[Entries taken from a collection]
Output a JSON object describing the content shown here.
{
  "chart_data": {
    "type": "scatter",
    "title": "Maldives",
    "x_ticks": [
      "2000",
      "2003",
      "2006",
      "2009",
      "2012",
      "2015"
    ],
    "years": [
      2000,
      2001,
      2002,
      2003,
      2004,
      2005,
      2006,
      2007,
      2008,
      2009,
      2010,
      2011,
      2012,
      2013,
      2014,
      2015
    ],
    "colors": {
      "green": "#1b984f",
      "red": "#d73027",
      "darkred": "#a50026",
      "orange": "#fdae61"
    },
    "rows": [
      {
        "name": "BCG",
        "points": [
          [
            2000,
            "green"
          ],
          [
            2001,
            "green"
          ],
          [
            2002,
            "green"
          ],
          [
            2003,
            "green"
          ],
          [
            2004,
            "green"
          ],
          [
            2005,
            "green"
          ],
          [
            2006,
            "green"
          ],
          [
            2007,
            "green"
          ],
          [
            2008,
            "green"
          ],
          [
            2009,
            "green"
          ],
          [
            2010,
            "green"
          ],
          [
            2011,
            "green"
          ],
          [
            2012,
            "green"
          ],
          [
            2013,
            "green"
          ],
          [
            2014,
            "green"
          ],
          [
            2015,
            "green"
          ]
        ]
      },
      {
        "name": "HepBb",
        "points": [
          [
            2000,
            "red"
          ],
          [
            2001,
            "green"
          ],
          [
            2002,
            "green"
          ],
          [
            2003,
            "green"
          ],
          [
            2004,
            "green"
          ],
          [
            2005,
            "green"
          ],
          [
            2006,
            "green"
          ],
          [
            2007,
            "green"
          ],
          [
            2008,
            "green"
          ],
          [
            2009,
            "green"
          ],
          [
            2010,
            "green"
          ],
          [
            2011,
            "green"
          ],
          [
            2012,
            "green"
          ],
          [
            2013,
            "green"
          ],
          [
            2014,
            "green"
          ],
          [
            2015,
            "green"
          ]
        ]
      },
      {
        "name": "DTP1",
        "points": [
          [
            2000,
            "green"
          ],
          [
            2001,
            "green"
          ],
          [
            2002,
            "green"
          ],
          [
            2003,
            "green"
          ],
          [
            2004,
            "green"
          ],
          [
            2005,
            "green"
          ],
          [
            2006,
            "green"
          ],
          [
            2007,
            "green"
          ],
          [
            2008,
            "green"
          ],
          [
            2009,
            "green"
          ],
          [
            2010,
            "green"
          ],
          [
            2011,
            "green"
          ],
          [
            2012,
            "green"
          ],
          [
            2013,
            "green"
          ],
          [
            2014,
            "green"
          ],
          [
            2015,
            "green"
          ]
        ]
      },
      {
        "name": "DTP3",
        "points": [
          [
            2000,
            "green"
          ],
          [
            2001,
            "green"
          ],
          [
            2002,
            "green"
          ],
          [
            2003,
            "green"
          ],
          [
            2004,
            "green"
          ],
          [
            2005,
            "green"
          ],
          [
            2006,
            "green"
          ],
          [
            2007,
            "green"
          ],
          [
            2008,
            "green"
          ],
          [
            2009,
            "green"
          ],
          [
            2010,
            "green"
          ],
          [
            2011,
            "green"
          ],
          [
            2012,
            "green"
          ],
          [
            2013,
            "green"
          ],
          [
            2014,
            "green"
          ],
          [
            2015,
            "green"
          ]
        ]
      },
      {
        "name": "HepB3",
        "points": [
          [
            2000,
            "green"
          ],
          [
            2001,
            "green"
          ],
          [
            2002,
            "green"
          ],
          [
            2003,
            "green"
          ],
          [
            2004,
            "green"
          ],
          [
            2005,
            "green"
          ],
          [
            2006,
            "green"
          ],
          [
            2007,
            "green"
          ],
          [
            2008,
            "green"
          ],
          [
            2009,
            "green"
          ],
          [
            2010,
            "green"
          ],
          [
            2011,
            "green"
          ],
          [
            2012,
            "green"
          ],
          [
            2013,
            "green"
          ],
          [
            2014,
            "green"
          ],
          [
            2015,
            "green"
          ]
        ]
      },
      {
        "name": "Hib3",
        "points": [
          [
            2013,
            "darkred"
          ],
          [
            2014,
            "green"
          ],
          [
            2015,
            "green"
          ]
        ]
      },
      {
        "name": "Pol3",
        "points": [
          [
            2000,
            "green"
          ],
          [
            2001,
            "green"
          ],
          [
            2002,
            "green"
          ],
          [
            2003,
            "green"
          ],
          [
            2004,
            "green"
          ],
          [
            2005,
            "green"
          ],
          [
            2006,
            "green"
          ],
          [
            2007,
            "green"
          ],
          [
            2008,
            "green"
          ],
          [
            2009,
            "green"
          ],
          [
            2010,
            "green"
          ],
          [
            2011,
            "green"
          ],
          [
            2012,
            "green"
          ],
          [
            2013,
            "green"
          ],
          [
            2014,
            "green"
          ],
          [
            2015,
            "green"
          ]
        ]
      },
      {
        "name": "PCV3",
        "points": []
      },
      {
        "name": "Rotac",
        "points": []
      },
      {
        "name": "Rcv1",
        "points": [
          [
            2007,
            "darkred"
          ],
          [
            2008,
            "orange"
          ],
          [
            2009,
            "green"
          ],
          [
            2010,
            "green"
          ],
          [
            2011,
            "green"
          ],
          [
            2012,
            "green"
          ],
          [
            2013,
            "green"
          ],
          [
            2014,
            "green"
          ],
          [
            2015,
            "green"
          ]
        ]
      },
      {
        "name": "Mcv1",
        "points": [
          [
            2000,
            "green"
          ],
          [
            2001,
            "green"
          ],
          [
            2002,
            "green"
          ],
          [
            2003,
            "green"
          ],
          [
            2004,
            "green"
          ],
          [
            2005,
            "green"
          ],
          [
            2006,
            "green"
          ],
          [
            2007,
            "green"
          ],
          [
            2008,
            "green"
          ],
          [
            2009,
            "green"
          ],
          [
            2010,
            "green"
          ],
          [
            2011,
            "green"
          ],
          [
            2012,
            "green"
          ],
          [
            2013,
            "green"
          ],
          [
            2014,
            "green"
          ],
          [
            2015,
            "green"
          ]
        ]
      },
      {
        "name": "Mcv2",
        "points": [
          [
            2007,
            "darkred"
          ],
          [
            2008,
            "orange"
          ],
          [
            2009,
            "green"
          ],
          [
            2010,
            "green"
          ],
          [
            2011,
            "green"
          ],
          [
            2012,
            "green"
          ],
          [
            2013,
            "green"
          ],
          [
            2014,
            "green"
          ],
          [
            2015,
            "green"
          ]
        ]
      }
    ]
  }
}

▶ What you are asked to do: Among the entries above, identify all lines with "name" and copy them.

▶ Output:
        "name": "BCG",
        "name": "HepBb",
        "name": "DTP1",
        "name": "DTP3",
        "name": "HepB3",
        "name": "Hib3",
        "name": "Pol3",
        "name": "PCV3",
        "name": "Rotac",
        "name": "Rcv1",
        "name": "Mcv1",
        "name": "Mcv2",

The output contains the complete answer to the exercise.